• SHORT TASK:
Below is a listing; write it out exactly and drop any images from it.

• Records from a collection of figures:
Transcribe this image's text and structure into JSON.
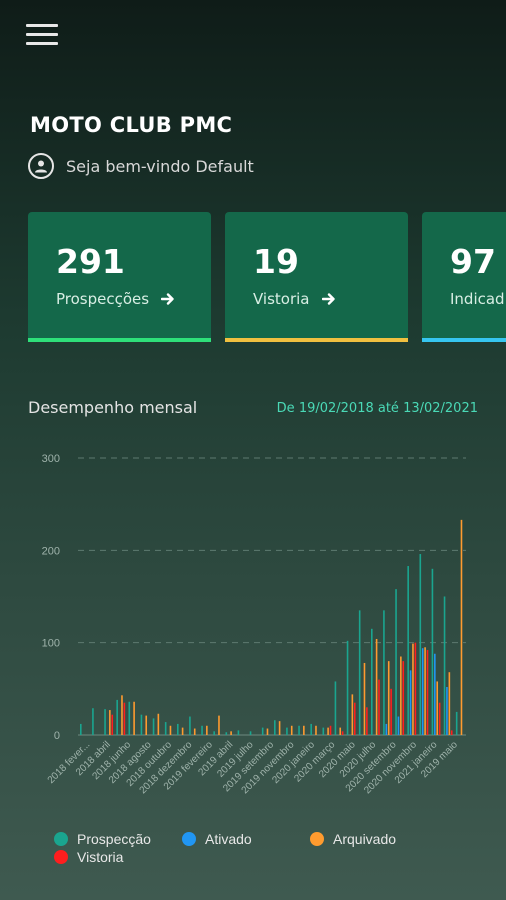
{
  "header": {
    "title": "MOTO CLUB PMC",
    "welcome": "Seja bem-vindo Default"
  },
  "cards": [
    {
      "value": "291",
      "label": "Prospecções",
      "bar_color": "#2ee07a"
    },
    {
      "value": "19",
      "label": "Vistoria",
      "bar_color": "#f0c040"
    },
    {
      "value": "97",
      "label": "Indicad",
      "bar_color": "#36c6f0"
    }
  ],
  "performance": {
    "title": "Desempenho mensal",
    "date_range": "De 19/02/2018 até 13/02/2021"
  },
  "chart_data": {
    "type": "bar",
    "ylim": [
      0,
      300
    ],
    "yticks": [
      "0",
      "100",
      "200",
      "300"
    ],
    "grid": true,
    "legend_placement": "bottom",
    "x_tick_labels": [
      "2018 fever...",
      "2018 abril",
      "2018 junho",
      "2018 agosto",
      "2018 outubro",
      "2018 dezembro",
      "2019 fevereiro",
      "2019 abril",
      "2019 julho",
      "2019 setembro",
      "2019 novembro",
      "2020 janeiro",
      "2020 março",
      "2020 maio",
      "2020 julho",
      "2020 setembro",
      "2020 novembro",
      "2021 janeiro",
      "2019 maio"
    ],
    "series": [
      {
        "name": "Prospecção",
        "color": "#1aa58f",
        "values": [
          12,
          29,
          28,
          38,
          36,
          22,
          18,
          14,
          12,
          20,
          10,
          4,
          3,
          5,
          4,
          8,
          16,
          8,
          10,
          12,
          8,
          58,
          102,
          135,
          115,
          135,
          158,
          183,
          196,
          180,
          150,
          25
        ]
      },
      {
        "name": "Ativado",
        "color": "#2196f3",
        "values": [
          0,
          0,
          0,
          0,
          0,
          0,
          0,
          0,
          0,
          0,
          0,
          0,
          0,
          0,
          0,
          0,
          0,
          0,
          0,
          0,
          0,
          0,
          0,
          0,
          0,
          12,
          20,
          70,
          94,
          88,
          52,
          0
        ]
      },
      {
        "name": "Arquivado",
        "color": "#ff9b2f",
        "values": [
          0,
          0,
          27,
          43,
          36,
          21,
          23,
          10,
          8,
          7,
          10,
          21,
          4,
          0,
          0,
          7,
          15,
          10,
          10,
          10,
          8,
          8,
          44,
          78,
          104,
          80,
          85,
          99,
          95,
          58,
          68,
          233
        ]
      },
      {
        "name": "Vistoria",
        "color": "#ff1e1e",
        "values": [
          0,
          0,
          22,
          35,
          0,
          0,
          0,
          0,
          0,
          0,
          0,
          0,
          0,
          0,
          0,
          0,
          0,
          0,
          0,
          0,
          10,
          4,
          35,
          30,
          60,
          50,
          80,
          100,
          92,
          35,
          5,
          0
        ]
      }
    ]
  }
}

• THE SOLUTION:
Transcribe this image's text and structure into JSON.
{
  "header": {
    "title": "MOTO CLUB PMC",
    "welcome": "Seja bem-vindo Default"
  },
  "cards": [
    {
      "value": "291",
      "label": "Prospecções",
      "bar_color": "#2ee07a"
    },
    {
      "value": "19",
      "label": "Vistoria",
      "bar_color": "#f0c040"
    },
    {
      "value": "97",
      "label": "Indicad",
      "bar_color": "#36c6f0"
    }
  ],
  "performance": {
    "title": "Desempenho mensal",
    "date_range": "De 19/02/2018 até 13/02/2021"
  },
  "chart_data": {
    "type": "bar",
    "ylim": [
      0,
      300
    ],
    "yticks": [
      "0",
      "100",
      "200",
      "300"
    ],
    "grid": true,
    "legend_placement": "bottom",
    "x_tick_labels": [
      "2018 fever...",
      "2018 abril",
      "2018 junho",
      "2018 agosto",
      "2018 outubro",
      "2018 dezembro",
      "2019 fevereiro",
      "2019 abril",
      "2019 julho",
      "2019 setembro",
      "2019 novembro",
      "2020 janeiro",
      "2020 março",
      "2020 maio",
      "2020 julho",
      "2020 setembro",
      "2020 novembro",
      "2021 janeiro",
      "2019 maio"
    ],
    "series": [
      {
        "name": "Prospecção",
        "color": "#1aa58f",
        "values": [
          12,
          29,
          28,
          38,
          36,
          22,
          18,
          14,
          12,
          20,
          10,
          4,
          3,
          5,
          4,
          8,
          16,
          8,
          10,
          12,
          8,
          58,
          102,
          135,
          115,
          135,
          158,
          183,
          196,
          180,
          150,
          25
        ]
      },
      {
        "name": "Ativado",
        "color": "#2196f3",
        "values": [
          0,
          0,
          0,
          0,
          0,
          0,
          0,
          0,
          0,
          0,
          0,
          0,
          0,
          0,
          0,
          0,
          0,
          0,
          0,
          0,
          0,
          0,
          0,
          0,
          0,
          12,
          20,
          70,
          94,
          88,
          52,
          0
        ]
      },
      {
        "name": "Arquivado",
        "color": "#ff9b2f",
        "values": [
          0,
          0,
          27,
          43,
          36,
          21,
          23,
          10,
          8,
          7,
          10,
          21,
          4,
          0,
          0,
          7,
          15,
          10,
          10,
          10,
          8,
          8,
          44,
          78,
          104,
          80,
          85,
          99,
          95,
          58,
          68,
          233
        ]
      },
      {
        "name": "Vistoria",
        "color": "#ff1e1e",
        "values": [
          0,
          0,
          22,
          35,
          0,
          0,
          0,
          0,
          0,
          0,
          0,
          0,
          0,
          0,
          0,
          0,
          0,
          0,
          0,
          0,
          10,
          4,
          35,
          30,
          60,
          50,
          80,
          100,
          92,
          35,
          5,
          0
        ]
      }
    ]
  }
}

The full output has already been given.